» **Instructions to follow**:
Reproduce the listing below character for character; drop every image.

» **Data**:
********
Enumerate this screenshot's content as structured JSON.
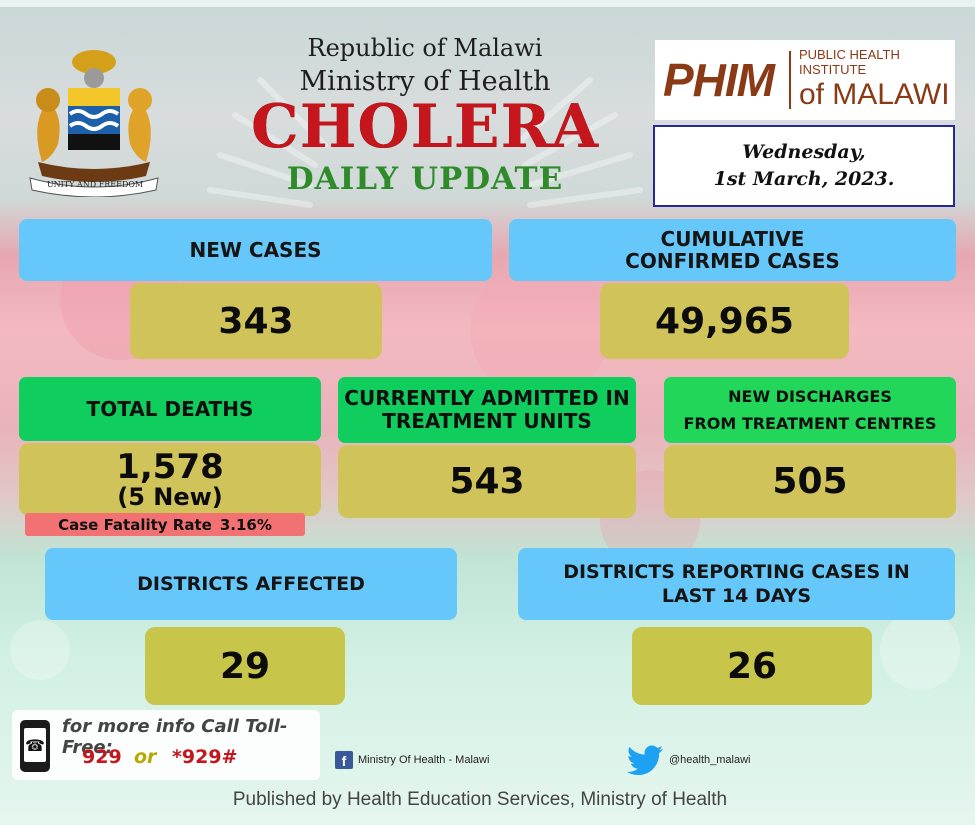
{
  "header": {
    "line1": "Republic of Malawi",
    "line2": "Ministry of Health",
    "title": "CHOLERA",
    "subtitle": "DAILY UPDATE",
    "coat_motto": "UNITY AND FREEDOM"
  },
  "institute": {
    "logo_text": "PHIM",
    "line1": "PUBLIC HEALTH INSTITUTE",
    "line2": "of MALAWI"
  },
  "date": {
    "day": "Wednesday,",
    "full": "1st March, 2023."
  },
  "stats": {
    "new_cases": {
      "label": "NEW CASES",
      "value": "343"
    },
    "cumulative": {
      "label_line1": "CUMULATIVE",
      "label_line2": "CONFIRMED CASES",
      "value": "49,965"
    },
    "deaths": {
      "label": "TOTAL DEATHS",
      "value": "1,578",
      "new": "(5 New)",
      "cfr_label": "Case Fatality Rate",
      "cfr_value": "3.16%"
    },
    "admitted": {
      "label_line1": "CURRENTLY ADMITTED IN",
      "label_line2": "TREATMENT UNITS",
      "value": "543"
    },
    "discharges": {
      "label_line1": "NEW DISCHARGES",
      "label_line2": "FROM TREATMENT CENTRES",
      "value": "505"
    },
    "districts_affected": {
      "label": "DISTRICTS AFFECTED",
      "value": "29"
    },
    "districts_reporting": {
      "label_line1": "DISTRICTS REPORTING CASES IN",
      "label_line2": "LAST 14 DAYS",
      "value": "26"
    }
  },
  "footer": {
    "info_label": "for more info Call Toll-Free:",
    "phone1": "929",
    "or": "or",
    "phone2": "*929#",
    "facebook": "Ministry Of Health - Malawi",
    "twitter": "@health_malawi",
    "published": "Published by Health Education Services, Ministry of Health"
  },
  "colors": {
    "sky": "#66c8fa",
    "green": "#0fce5d",
    "olive": "#cfc35a",
    "red_title": "#c4161c",
    "green_title": "#2f8a2a",
    "cfr": "#f27172",
    "phim_brown": "#8a3a14"
  },
  "icons": [
    "coat-of-arms-icon",
    "phone-icon",
    "facebook-icon",
    "twitter-icon"
  ]
}
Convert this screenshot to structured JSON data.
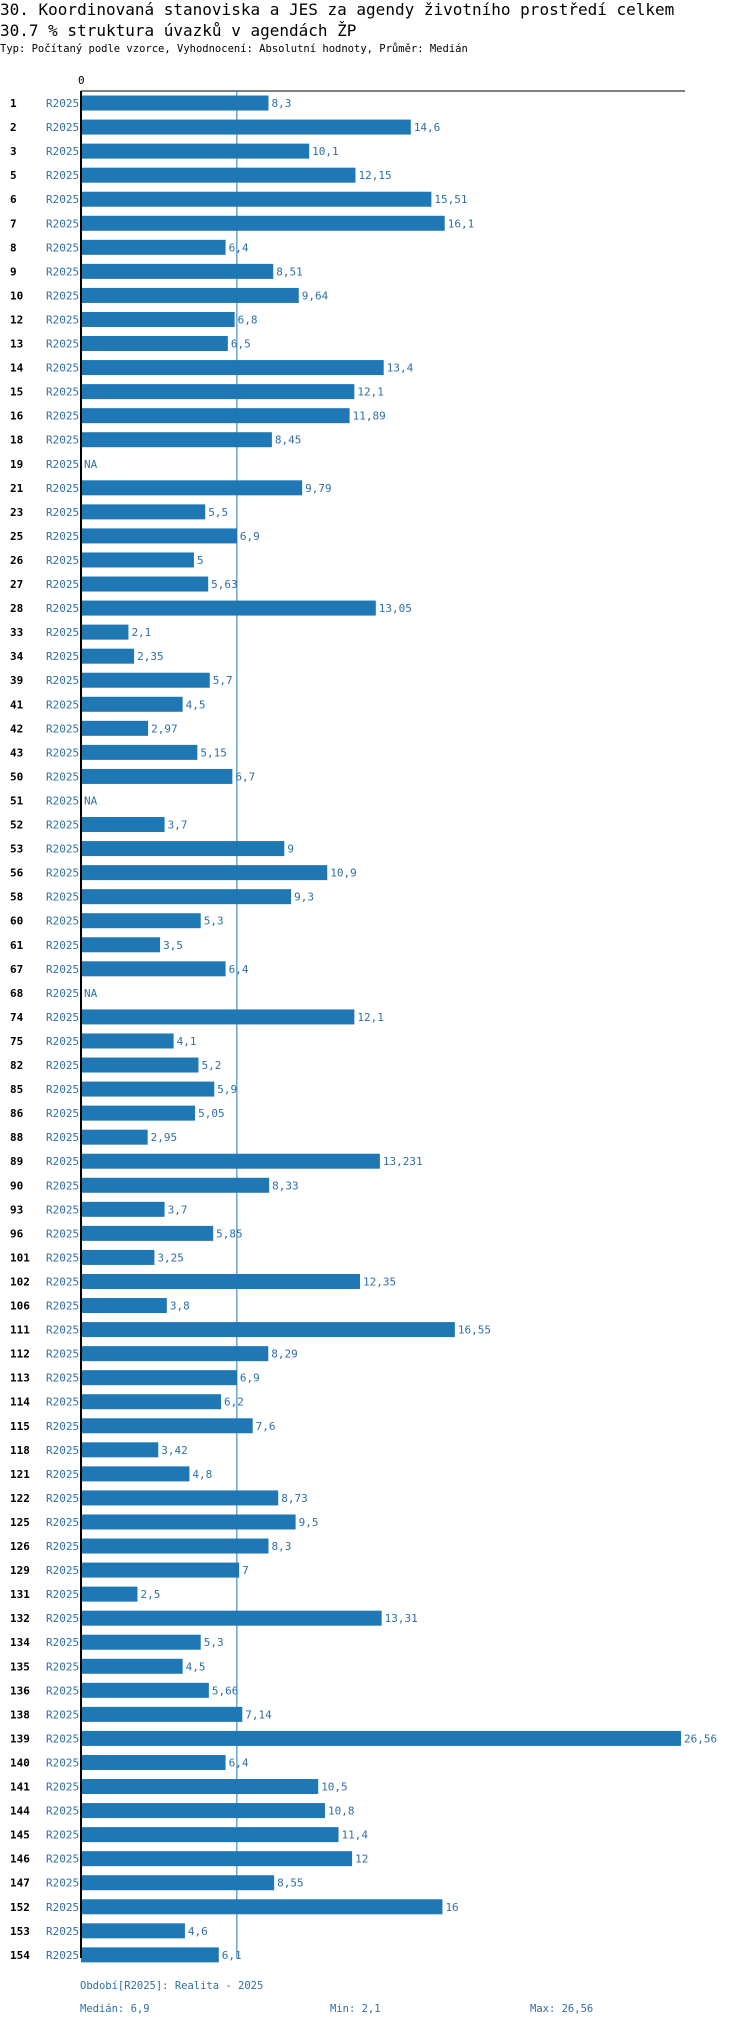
********
» **Complete answer**:
Enumerate this screenshot's content as structured JSON.
{
  "header": {
    "line1": "Republic of Malawi",
    "line2": "Ministry of Health",
    "title": "CHOLERA",
    "subtitle": "DAILY UPDATE",
    "coat_motto": "UNITY AND FREEDOM"
  },
  "institute": {
    "logo_text": "PHIM",
    "line1": "PUBLIC HEALTH INSTITUTE",
    "line2": "of MALAWI"
  },
  "date": {
    "day": "Wednesday,",
    "full": "1st March, 2023."
  },
  "stats": {
    "new_cases": {
      "label": "NEW CASES",
      "value": "343"
    },
    "cumulative": {
      "label_line1": "CUMULATIVE",
      "label_line2": "CONFIRMED CASES",
      "value": "49,965"
    },
    "deaths": {
      "label": "TOTAL DEATHS",
      "value": "1,578",
      "new": "(5 New)",
      "cfr_label": "Case Fatality Rate",
      "cfr_value": "3.16%"
    },
    "admitted": {
      "label_line1": "CURRENTLY ADMITTED IN",
      "label_line2": "TREATMENT UNITS",
      "value": "543"
    },
    "discharges": {
      "label_line1": "NEW DISCHARGES",
      "label_line2": "FROM TREATMENT CENTRES",
      "value": "505"
    },
    "districts_affected": {
      "label": "DISTRICTS AFFECTED",
      "value": "29"
    },
    "districts_reporting": {
      "label_line1": "DISTRICTS REPORTING CASES IN",
      "label_line2": "LAST 14 DAYS",
      "value": "26"
    }
  },
  "footer": {
    "info_label": "for more info Call Toll-Free:",
    "phone1": "929",
    "or": "or",
    "phone2": "*929#",
    "facebook": "Ministry Of Health - Malawi",
    "twitter": "@health_malawi",
    "published": "Published by Health Education Services, Ministry of Health"
  },
  "colors": {
    "sky": "#66c8fa",
    "green": "#0fce5d",
    "olive": "#cfc35a",
    "red_title": "#c4161c",
    "green_title": "#2f8a2a",
    "cfr": "#f27172",
    "phim_brown": "#8a3a14"
  },
  "icons": [
    "coat-of-arms-icon",
    "phone-icon",
    "facebook-icon",
    "twitter-icon"
  ]
}
Convert this screenshot to structured JSON data.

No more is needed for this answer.